Challenge
How many lines in the records below contain the word "CNMI"? Answer with the number alone.
>> start Extracted entries
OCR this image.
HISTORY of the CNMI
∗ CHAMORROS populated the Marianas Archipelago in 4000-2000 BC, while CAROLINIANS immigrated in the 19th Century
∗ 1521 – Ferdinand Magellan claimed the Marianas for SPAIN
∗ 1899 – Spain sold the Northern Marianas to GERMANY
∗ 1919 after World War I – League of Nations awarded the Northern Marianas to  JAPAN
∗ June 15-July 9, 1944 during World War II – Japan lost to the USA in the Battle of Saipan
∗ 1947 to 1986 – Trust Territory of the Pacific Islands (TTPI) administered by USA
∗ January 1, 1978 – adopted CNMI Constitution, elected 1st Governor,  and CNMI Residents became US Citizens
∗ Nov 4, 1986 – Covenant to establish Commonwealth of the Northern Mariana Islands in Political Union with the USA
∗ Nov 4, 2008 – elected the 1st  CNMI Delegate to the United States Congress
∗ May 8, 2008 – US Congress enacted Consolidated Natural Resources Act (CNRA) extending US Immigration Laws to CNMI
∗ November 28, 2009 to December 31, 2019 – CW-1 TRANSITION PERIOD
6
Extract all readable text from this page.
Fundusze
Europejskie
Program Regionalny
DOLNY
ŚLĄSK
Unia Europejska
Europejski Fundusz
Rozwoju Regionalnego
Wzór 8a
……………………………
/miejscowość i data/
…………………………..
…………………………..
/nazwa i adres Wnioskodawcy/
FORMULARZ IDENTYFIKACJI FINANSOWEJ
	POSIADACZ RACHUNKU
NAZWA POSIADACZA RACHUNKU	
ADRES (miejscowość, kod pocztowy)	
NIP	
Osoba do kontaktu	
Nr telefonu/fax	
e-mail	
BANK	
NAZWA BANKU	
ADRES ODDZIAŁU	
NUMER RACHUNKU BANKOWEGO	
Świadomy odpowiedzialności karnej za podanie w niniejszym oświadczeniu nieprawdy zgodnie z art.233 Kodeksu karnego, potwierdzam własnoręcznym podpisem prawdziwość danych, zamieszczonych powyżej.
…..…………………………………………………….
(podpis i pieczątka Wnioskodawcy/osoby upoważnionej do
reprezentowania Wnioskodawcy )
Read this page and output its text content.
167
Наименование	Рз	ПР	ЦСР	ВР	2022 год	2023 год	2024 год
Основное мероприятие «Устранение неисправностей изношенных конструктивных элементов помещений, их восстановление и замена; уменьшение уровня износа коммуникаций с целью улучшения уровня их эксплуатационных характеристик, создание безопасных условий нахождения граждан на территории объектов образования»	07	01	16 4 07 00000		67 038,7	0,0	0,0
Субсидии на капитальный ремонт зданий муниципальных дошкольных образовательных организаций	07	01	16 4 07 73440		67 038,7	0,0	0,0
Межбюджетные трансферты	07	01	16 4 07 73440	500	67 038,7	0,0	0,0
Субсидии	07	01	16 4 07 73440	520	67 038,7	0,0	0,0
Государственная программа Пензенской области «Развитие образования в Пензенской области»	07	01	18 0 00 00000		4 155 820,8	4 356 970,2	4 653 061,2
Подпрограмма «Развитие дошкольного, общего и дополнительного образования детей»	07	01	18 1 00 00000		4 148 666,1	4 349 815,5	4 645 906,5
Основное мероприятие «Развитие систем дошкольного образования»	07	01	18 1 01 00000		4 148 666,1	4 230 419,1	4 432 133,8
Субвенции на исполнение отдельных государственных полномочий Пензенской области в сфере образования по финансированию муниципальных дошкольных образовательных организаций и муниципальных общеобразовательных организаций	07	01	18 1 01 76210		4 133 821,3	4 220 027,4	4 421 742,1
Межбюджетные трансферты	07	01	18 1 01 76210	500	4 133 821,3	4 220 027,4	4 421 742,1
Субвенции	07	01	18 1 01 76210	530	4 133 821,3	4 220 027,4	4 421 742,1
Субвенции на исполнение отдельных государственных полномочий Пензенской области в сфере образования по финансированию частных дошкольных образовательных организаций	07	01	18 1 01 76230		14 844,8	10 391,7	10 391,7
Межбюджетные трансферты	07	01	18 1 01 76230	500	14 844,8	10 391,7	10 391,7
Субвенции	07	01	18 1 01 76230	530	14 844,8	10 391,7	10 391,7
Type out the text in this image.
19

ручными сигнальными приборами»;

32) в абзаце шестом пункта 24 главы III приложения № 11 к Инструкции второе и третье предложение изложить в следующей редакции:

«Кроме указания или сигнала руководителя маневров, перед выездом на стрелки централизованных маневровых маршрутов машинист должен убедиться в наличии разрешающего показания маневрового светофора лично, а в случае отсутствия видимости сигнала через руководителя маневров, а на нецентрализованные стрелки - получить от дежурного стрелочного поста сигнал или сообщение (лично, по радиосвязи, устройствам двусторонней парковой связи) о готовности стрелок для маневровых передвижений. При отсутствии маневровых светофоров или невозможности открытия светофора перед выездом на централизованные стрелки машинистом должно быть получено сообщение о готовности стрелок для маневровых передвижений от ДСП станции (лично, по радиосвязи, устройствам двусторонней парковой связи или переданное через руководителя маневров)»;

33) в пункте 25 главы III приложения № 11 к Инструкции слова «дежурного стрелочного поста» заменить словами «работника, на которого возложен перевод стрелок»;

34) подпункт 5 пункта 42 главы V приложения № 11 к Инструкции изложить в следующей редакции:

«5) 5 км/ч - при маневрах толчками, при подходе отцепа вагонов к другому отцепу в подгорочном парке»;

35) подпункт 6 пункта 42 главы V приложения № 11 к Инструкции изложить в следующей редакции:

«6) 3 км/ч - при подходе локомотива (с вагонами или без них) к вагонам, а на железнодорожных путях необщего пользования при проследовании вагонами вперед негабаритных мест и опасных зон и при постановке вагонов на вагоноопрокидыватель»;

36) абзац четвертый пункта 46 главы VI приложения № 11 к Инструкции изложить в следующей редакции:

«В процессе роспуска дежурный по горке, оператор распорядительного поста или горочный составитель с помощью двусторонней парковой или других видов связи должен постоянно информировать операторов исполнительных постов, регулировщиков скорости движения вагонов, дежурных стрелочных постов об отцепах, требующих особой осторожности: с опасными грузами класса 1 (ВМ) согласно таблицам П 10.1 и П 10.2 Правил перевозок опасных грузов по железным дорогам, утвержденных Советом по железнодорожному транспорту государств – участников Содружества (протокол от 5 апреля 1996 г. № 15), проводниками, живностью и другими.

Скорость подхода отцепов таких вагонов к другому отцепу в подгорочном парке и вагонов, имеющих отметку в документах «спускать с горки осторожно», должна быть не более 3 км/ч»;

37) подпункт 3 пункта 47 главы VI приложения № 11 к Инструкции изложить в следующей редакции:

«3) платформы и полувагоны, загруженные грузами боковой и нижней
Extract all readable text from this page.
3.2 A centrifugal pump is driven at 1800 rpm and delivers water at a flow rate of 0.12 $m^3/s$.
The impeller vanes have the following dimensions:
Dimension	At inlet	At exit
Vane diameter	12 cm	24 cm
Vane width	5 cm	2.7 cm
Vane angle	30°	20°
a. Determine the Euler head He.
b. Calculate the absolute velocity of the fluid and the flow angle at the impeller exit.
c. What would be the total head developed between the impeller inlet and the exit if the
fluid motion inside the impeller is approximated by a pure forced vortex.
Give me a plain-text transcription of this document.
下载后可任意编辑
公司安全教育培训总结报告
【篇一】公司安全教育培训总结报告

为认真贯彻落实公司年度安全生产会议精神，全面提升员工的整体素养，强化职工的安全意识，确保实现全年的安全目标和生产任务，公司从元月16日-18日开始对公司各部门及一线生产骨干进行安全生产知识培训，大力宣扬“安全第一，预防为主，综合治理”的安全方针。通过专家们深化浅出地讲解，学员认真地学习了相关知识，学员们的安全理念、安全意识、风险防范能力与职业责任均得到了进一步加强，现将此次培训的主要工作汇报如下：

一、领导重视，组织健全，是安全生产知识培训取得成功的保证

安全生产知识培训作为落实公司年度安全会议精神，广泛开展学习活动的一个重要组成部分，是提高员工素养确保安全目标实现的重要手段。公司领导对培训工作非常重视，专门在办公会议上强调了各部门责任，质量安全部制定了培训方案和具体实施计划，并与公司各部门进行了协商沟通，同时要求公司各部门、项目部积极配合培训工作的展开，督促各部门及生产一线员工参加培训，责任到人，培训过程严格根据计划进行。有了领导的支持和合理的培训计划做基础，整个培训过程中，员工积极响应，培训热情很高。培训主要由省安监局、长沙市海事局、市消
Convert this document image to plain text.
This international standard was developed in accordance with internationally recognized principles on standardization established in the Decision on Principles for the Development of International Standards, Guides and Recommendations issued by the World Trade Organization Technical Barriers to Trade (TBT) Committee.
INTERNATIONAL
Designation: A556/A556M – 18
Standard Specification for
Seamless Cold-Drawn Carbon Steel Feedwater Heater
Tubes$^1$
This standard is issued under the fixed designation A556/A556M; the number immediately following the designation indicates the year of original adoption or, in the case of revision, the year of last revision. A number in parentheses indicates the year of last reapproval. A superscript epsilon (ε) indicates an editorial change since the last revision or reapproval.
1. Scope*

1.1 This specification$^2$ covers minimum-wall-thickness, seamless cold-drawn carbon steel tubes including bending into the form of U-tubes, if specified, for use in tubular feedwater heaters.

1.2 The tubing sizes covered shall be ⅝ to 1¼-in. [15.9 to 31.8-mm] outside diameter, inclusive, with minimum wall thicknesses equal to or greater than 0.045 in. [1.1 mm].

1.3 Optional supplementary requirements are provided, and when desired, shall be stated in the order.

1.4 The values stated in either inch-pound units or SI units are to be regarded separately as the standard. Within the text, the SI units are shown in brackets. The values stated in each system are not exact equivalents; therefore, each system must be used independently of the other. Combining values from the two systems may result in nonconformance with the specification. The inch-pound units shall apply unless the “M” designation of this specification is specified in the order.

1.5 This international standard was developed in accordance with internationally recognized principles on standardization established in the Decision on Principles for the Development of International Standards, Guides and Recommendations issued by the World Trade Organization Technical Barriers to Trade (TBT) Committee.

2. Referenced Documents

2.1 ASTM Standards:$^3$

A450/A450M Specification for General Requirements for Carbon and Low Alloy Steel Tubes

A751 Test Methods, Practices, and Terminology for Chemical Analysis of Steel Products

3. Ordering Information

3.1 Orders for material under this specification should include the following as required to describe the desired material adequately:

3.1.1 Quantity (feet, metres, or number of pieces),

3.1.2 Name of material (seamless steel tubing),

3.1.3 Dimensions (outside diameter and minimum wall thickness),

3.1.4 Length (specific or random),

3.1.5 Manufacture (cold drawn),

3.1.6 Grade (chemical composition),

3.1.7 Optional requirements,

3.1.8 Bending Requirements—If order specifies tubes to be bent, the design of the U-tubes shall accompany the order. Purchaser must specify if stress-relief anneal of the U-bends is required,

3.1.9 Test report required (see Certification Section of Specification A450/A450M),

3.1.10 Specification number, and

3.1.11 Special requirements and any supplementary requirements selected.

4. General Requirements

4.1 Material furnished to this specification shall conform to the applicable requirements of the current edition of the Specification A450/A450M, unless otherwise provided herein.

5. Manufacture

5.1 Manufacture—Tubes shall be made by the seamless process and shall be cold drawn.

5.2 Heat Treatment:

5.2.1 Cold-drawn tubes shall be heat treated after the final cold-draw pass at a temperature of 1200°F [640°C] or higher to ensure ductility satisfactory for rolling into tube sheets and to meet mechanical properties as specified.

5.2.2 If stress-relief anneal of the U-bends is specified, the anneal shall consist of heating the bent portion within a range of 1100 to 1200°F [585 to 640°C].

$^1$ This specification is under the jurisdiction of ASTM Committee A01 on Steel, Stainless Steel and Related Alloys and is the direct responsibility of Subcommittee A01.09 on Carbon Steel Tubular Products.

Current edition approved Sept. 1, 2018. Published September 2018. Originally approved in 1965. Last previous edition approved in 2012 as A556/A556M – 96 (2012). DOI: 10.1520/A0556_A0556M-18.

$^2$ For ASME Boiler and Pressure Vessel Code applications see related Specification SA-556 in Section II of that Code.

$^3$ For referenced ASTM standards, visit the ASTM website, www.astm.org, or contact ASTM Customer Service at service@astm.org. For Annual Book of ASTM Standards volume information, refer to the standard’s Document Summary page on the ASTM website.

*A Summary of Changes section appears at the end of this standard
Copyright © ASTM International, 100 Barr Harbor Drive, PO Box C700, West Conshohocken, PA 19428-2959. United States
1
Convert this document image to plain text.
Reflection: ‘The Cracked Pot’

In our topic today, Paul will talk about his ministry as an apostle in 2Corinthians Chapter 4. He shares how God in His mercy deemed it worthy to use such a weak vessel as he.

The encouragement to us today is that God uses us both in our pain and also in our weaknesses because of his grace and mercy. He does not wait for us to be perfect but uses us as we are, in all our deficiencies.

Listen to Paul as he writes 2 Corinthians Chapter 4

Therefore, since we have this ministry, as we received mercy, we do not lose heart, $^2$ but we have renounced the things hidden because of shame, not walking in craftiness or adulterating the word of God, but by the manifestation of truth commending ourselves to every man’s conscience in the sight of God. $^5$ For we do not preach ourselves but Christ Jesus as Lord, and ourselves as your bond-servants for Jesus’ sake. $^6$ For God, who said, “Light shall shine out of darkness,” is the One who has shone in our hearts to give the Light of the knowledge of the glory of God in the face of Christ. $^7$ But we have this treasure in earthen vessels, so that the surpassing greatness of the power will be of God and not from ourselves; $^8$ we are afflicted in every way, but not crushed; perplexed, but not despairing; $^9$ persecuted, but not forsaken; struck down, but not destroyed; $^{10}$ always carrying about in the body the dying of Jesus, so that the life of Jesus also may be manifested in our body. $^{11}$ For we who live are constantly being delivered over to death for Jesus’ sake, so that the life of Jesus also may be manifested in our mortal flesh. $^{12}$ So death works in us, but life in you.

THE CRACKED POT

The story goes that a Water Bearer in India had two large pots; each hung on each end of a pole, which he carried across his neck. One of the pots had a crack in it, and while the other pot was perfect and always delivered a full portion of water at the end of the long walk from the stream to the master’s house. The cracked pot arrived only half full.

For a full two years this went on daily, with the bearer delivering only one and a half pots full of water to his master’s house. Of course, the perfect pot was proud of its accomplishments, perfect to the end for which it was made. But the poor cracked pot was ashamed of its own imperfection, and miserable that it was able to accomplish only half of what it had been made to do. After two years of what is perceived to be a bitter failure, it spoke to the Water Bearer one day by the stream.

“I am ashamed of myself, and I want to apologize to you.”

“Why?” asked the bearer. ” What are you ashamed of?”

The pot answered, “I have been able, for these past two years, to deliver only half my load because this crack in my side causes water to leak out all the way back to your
>> end Extracted entries
Answer for the task
4